Dataset entries:

* * * * *

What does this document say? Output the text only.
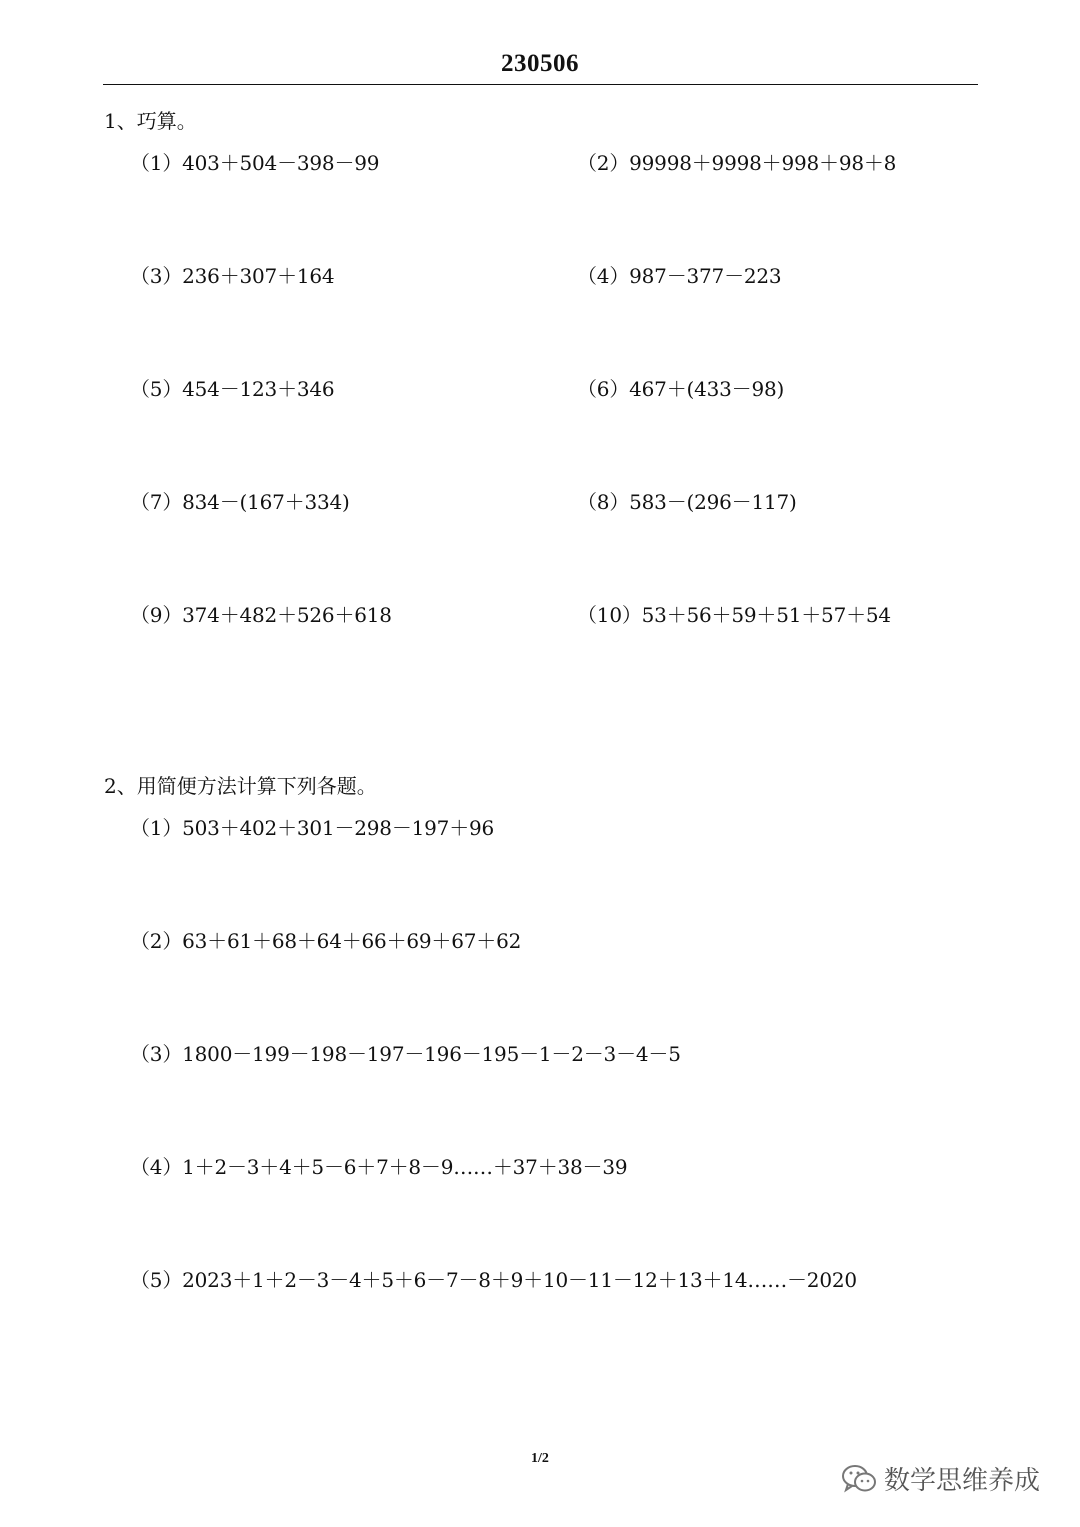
230506
1、巧算。
（1）403＋504－398－99	（2）99998＋9998＋998＋98＋8
（3）236＋307＋164	（4）987－377－223
（5）454－123＋346	（6）467＋(433－98)
（7）834－(167＋334)	（8）583－(296－117)
（9）374＋482＋526＋618	（10）53＋56＋59＋51＋57＋54
2、用简便方法计算下列各题。
（1）503＋402＋301－298－197＋96
（2）63＋61＋68＋64＋66＋69＋67＋62
（3）1800－199－198－197－196－195－1－2－3－4－5
（4）1＋2－3＋4＋5－6＋7＋8－9……＋37＋38－39
（5）2023＋1＋2－3－4＋5＋6－7－8＋9＋10－11－12＋13＋14……－2020
1/2
数学思维养成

* * * * *

Write out the listing word for word, omitting the pictures it holds.

→ The solution:
What does this document say? Output the text only.
230506
1、巧算。
（1）403＋504－398－99	（2）99998＋9998＋998＋98＋8
（3）236＋307＋164	（4）987－377－223
（5）454－123＋346	（6）467＋(433－98)
（7）834－(167＋334)	（8）583－(296－117)
（9）374＋482＋526＋618	（10）53＋56＋59＋51＋57＋54
2、用简便方法计算下列各题。
（1）503＋402＋301－298－197＋96
（2）63＋61＋68＋64＋66＋69＋67＋62
（3）1800－199－198－197－196－195－1－2－3－4－5
（4）1＋2－3＋4＋5－6＋7＋8－9……＋37＋38－39
（5）2023＋1＋2－3－4＋5＋6－7－8＋9＋10－11－12＋13＋14……－2020
1/2
数学思维养成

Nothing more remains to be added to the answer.